**Task to carry out**.
Print, exactly as they appear, the lines below that run from the one containing "506, 685, 524]" through the one containing "entry-phone: 0590 844", including both of those lines.
**********
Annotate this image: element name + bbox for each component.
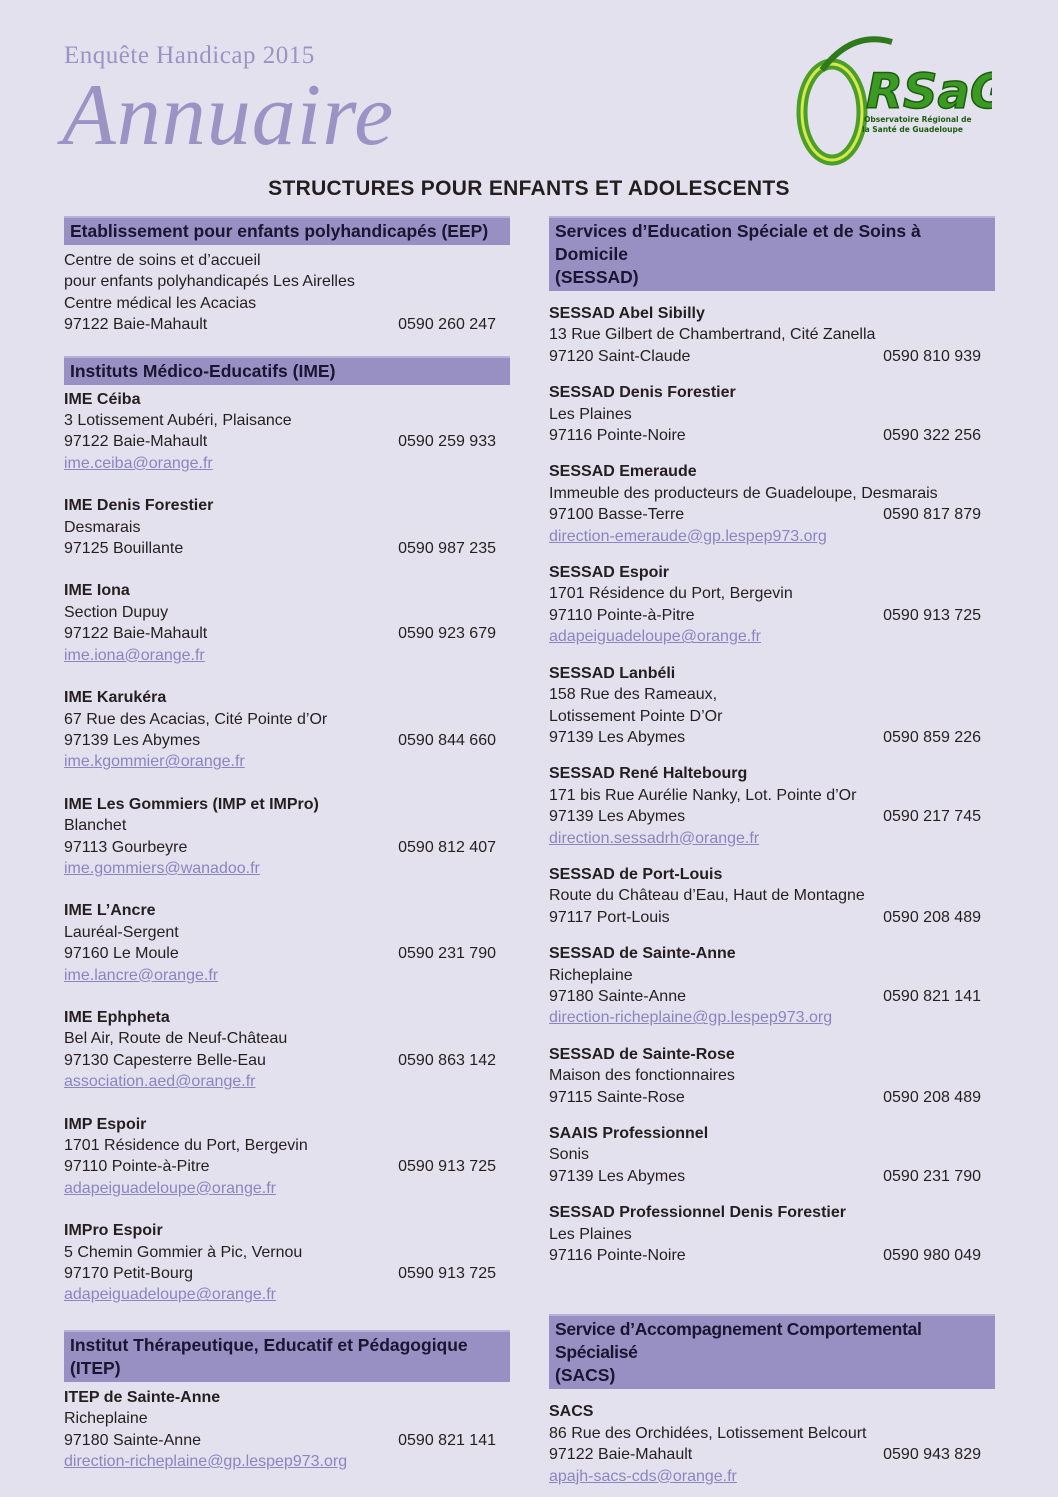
entry-city: 97100 Basse-Terre	[549, 506, 685, 524]
entry-name: IME Les Gommiers (IMP et IMPro)	[64, 795, 319, 813]
entry-phone: 0590 987 235	[398, 540, 496, 558]
entry-phone: 0590 812 407	[398, 838, 496, 856]
left-column	[64, 216, 510, 1472]
entry-phone: 0590 844 660	[398, 731, 496, 749]
sacs-list	[549, 1401, 995, 1487]
list-item	[64, 389, 510, 475]
list-item	[549, 461, 995, 547]
entry-city: 97120 Saint-Claude	[549, 347, 691, 365]
itep-list	[64, 1387, 510, 1473]
list-item	[64, 687, 510, 773]
entry-name: SACS	[549, 1403, 594, 1421]
category-header-eep: Etablissement pour enfants polyhandicapés (EEP)	[64, 216, 510, 245]
entry-city: 97180 Sainte-Anne	[549, 987, 686, 1005]
entry-phone: 0590 821 141	[398, 1431, 496, 1449]
entry-name: SESSAD Emeraude	[549, 463, 697, 481]
list-item	[549, 562, 995, 648]
entry-address: 5 Chemin Gommier à Pic, Vernou	[64, 1243, 303, 1261]
entry-phone: 0590 208 489	[883, 908, 981, 926]
entry-address: 13 Rue Gilbert de Chambertrand, Cité Zanella	[549, 326, 876, 344]
entry-address: 1701 Résidence du Port, Bergevin	[64, 1137, 308, 1154]
entry-city: 97122 Baie-Mahault	[64, 625, 208, 643]
entry-city: 97122 Baie-Mahault	[64, 433, 208, 451]
entry-address: 171 bis Rue Aurélie Nanky, Lot. Pointe d’Or	[549, 786, 857, 804]
entry-name: ITEP de Sainte-Anne	[64, 1388, 221, 1406]
entry-name: SESSAD de Sainte-Rose	[549, 1045, 735, 1063]
entry-phone: 0590 863 142	[398, 1051, 496, 1069]
logo-sub1: Observatoire Régional de	[864, 115, 972, 124]
entry-name: SESSAD Professionnel Denis Forestier	[549, 1204, 846, 1222]
logo-lettering: RSa	[866, 64, 970, 120]
entry-name: IME Iona	[64, 582, 130, 600]
entry-name: SESSAD de Sainte-Anne	[549, 945, 736, 963]
entry-phone: 0590 231 790	[883, 1167, 981, 1185]
entry-email-link[interactable]: adapeiguadeloupe@orange.fr	[64, 1286, 276, 1304]
entry-email-link[interactable]: ime.iona@orange.fr	[64, 646, 205, 664]
entry-phone: 0590 322 256	[883, 427, 981, 445]
entry-name: IMPro Espoir	[64, 1222, 163, 1240]
entry-address: 3 Lotissement Aubéri, Plaisance	[64, 412, 292, 430]
entry-name: IME Denis Forestier	[64, 497, 214, 515]
entry-name: IME Ephpheta	[64, 1008, 170, 1026]
entry-city: 97139 Les Abymes	[64, 731, 201, 749]
category-header-sessad: Services d’Education Spéciale et de Soins à Domicile (SESSAD)	[549, 216, 995, 291]
orsag-logo	[792, 30, 992, 170]
entry-name: SESSAD Lanbéli	[549, 664, 676, 682]
list-item	[549, 303, 995, 367]
list-item	[64, 1387, 510, 1473]
entry-email-link[interactable]: association.aed@orange.fr	[64, 1073, 256, 1091]
entry-phone: 0590 859 226	[883, 728, 981, 746]
entry-city: 97110 Pointe-à-Pitre	[549, 606, 695, 624]
list-item	[64, 900, 510, 986]
entry-address: Section Dupuy	[64, 603, 169, 621]
sessad-list	[549, 303, 995, 1266]
entry-address: Immeuble des producteurs de Guadeloupe, Desmarais	[549, 484, 938, 502]
entry-name: IME Karukéra	[64, 689, 167, 707]
document-subtitle: Enquête Handicap 2015	[64, 42, 315, 69]
entry-city: 97116 Pointe-Noire	[549, 1247, 686, 1265]
entry-address: Bel Air, Route de Neuf-Château	[64, 1030, 288, 1048]
entry-address: 158 Rue des Rameaux,	[549, 686, 718, 704]
entry-name: IMP Espoir	[64, 1115, 147, 1133]
list-item	[549, 382, 995, 446]
list-item	[549, 1044, 995, 1108]
entry-phone: 0590 913 725	[883, 606, 981, 624]
category-header-sacs: Service d’Accompagnement Comportemental Spécialisé (SACS)	[549, 1314, 995, 1389]
entry-name: SESSAD de Port-Louis	[549, 865, 723, 883]
list-item	[549, 1123, 995, 1187]
entry-phone: 0590 259 933	[398, 433, 496, 451]
list-item	[64, 1114, 510, 1200]
list-item	[549, 763, 995, 849]
entry-phone: 0590 208 489	[883, 1088, 981, 1106]
section-title: STRUCTURES POUR ENFANTS ET ADOLESCENTS	[268, 177, 790, 200]
entry-address: Desmarais	[64, 518, 141, 536]
list-item: Centre de soins et d’accueil pour enfants polyhandicapés Les Airelles Centre médical les Acacias 97122 Baie-Mahault 0590 260 247	[64, 252, 496, 334]
entry-address: Maison des fonctionnaires	[549, 1067, 735, 1085]
list-item	[549, 943, 995, 1029]
entry-name: SESSAD René Haltebourg	[549, 765, 748, 783]
entry-city: 97122 Baie-Mahault	[549, 1446, 693, 1464]
entry-name: SAAIS Professionnel	[549, 1125, 709, 1142]
entry-address: 67 Rue des Acacias, Cité Pointe d’Or	[64, 710, 328, 728]
entry-email-link[interactable]: adapeiguadeloupe@orange.fr	[549, 628, 761, 646]
entry-phone: 0590 817 879	[883, 506, 981, 524]
entry-email-link[interactable]: direction-emeraude@gp.lespep973.org	[549, 527, 827, 545]
entry-email-link[interactable]: direction-richeplaine@gp.lespep973.org	[64, 1453, 348, 1471]
entry-address: Blanchet	[64, 817, 127, 835]
list-item	[549, 864, 995, 928]
document-title: Annuaire	[62, 67, 395, 164]
entry-name: SESSAD Espoir	[549, 564, 670, 582]
entry-address-2: Lotissement Pointe D’Or	[549, 707, 723, 725]
entry-city: 97115 Sainte-Rose	[549, 1088, 685, 1106]
entry-phone: 0590 217 745	[883, 808, 981, 826]
entry-address: Les Plaines	[549, 405, 632, 423]
right-column	[549, 216, 995, 1487]
entry-address: Route du Château d’Eau, Haut de Montagne	[549, 887, 865, 905]
entry-address: 1701 Résidence du Port, Bergevin	[549, 585, 793, 603]
entry-phone: 0590 943 829	[883, 1446, 981, 1464]
entry-city: 97139 Les Abymes	[549, 728, 686, 746]
entry-phone: 0590 913 725	[398, 1265, 496, 1283]
entry-address: Les Plaines	[549, 1225, 632, 1243]
entry-email-link[interactable]: direction.sessadrh@orange.fr	[549, 829, 760, 847]
entry-address: Richeplaine	[549, 966, 633, 984]
entry-phone: 0590 821 141	[883, 987, 981, 1005]
entry-email-link[interactable]: ime.gommiers@wanadoo.fr	[64, 859, 260, 877]
entry-email-link[interactable]: ime.kgommier@orange.fr	[64, 753, 245, 771]
list-item	[64, 495, 510, 559]
entry-phone: 0590 810 939	[883, 347, 981, 365]
list-item	[64, 580, 510, 666]
list-item	[549, 663, 995, 749]
entry-address: Richeplaine	[64, 1410, 148, 1428]
entry-city: 97170 Petit-Bourg	[64, 1265, 193, 1283]
entry-name: SESSAD Denis Forestier	[549, 384, 736, 402]
entry-city: 97180 Sainte-Anne	[64, 1431, 201, 1449]
logo-sub2: la Santé de Guadeloupe	[862, 125, 963, 134]
entry-address: Lauréal-Sergent	[64, 923, 179, 941]
entry-city: 97139 Les Abymes	[549, 1167, 686, 1185]
entry-email-link[interactable]: direction-richeplaine@gp.lespep973.org	[549, 1009, 833, 1027]
entry-phone: 0590 231 790	[398, 945, 496, 963]
entry-address: Sonis	[549, 1146, 590, 1164]
category-header-ime: Instituts Médico-Educatifs (IME)	[64, 356, 510, 385]
entry-email-link[interactable]: ime.ceiba@orange.fr	[64, 454, 213, 472]
entry-name: SESSAD Abel Sibilly	[549, 305, 705, 322]
entry-phone: 0590 980 049	[883, 1247, 981, 1265]
entry-phone: 0590 923 679	[398, 625, 496, 643]
entry-city: 97130 Capesterre Belle-Eau	[64, 1051, 266, 1069]
entry-phone: 0590 913 725	[398, 1158, 496, 1176]
entry-address: 86 Rue des Orchidées, Lotissement Belcourt	[549, 1424, 867, 1442]
entry-city: 97117 Port-Louis	[549, 908, 670, 926]
list-item	[64, 1007, 510, 1093]
entry-city: 97113 Gourbeyre	[64, 838, 188, 856]
entry-city: 97125 Bouillante	[64, 540, 184, 558]
entry-city: 97139 Les Abymes	[549, 808, 686, 826]
entry-email-link[interactable]: ime.lancre@orange.fr	[64, 966, 219, 984]
entry-email-link[interactable]: apajh-sacs-cds@orange.fr	[549, 1467, 737, 1485]
ime-list	[64, 389, 510, 1306]
category-header-itep: Institut Thérapeutique, Educatif et Pédagogique (ITEP)	[64, 1330, 510, 1382]
list-item	[549, 1202, 995, 1266]
list-item	[64, 1220, 510, 1306]
entry-city: 97110 Pointe-à-Pitre	[64, 1158, 210, 1176]
list-item	[64, 794, 510, 880]
entry-name: IME Céiba	[64, 390, 141, 408]
entry-name: IME L’Ancre	[64, 902, 156, 920]
list-item	[549, 1401, 995, 1487]
entry-city: 97160 Le Moule	[64, 945, 179, 963]
entry-city: 97116 Pointe-Noire	[549, 427, 686, 445]
entry-email-link[interactable]: adapeiguadeloupe@orange.fr	[64, 1179, 276, 1197]
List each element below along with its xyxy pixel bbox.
**********
**Complete response**.
entry-city: 97100 Basse-Terre	[549, 506, 685, 524]
entry-name: IME Les Gommiers (IMP et IMPro)	[64, 795, 319, 813]
entry-phone: 0590 987 235	[398, 540, 496, 558]
entry-phone: 0590 812 407	[398, 838, 496, 856]
left-column	[64, 216, 510, 1472]
entry-phone: 0590 844 660	[398, 731, 496, 749]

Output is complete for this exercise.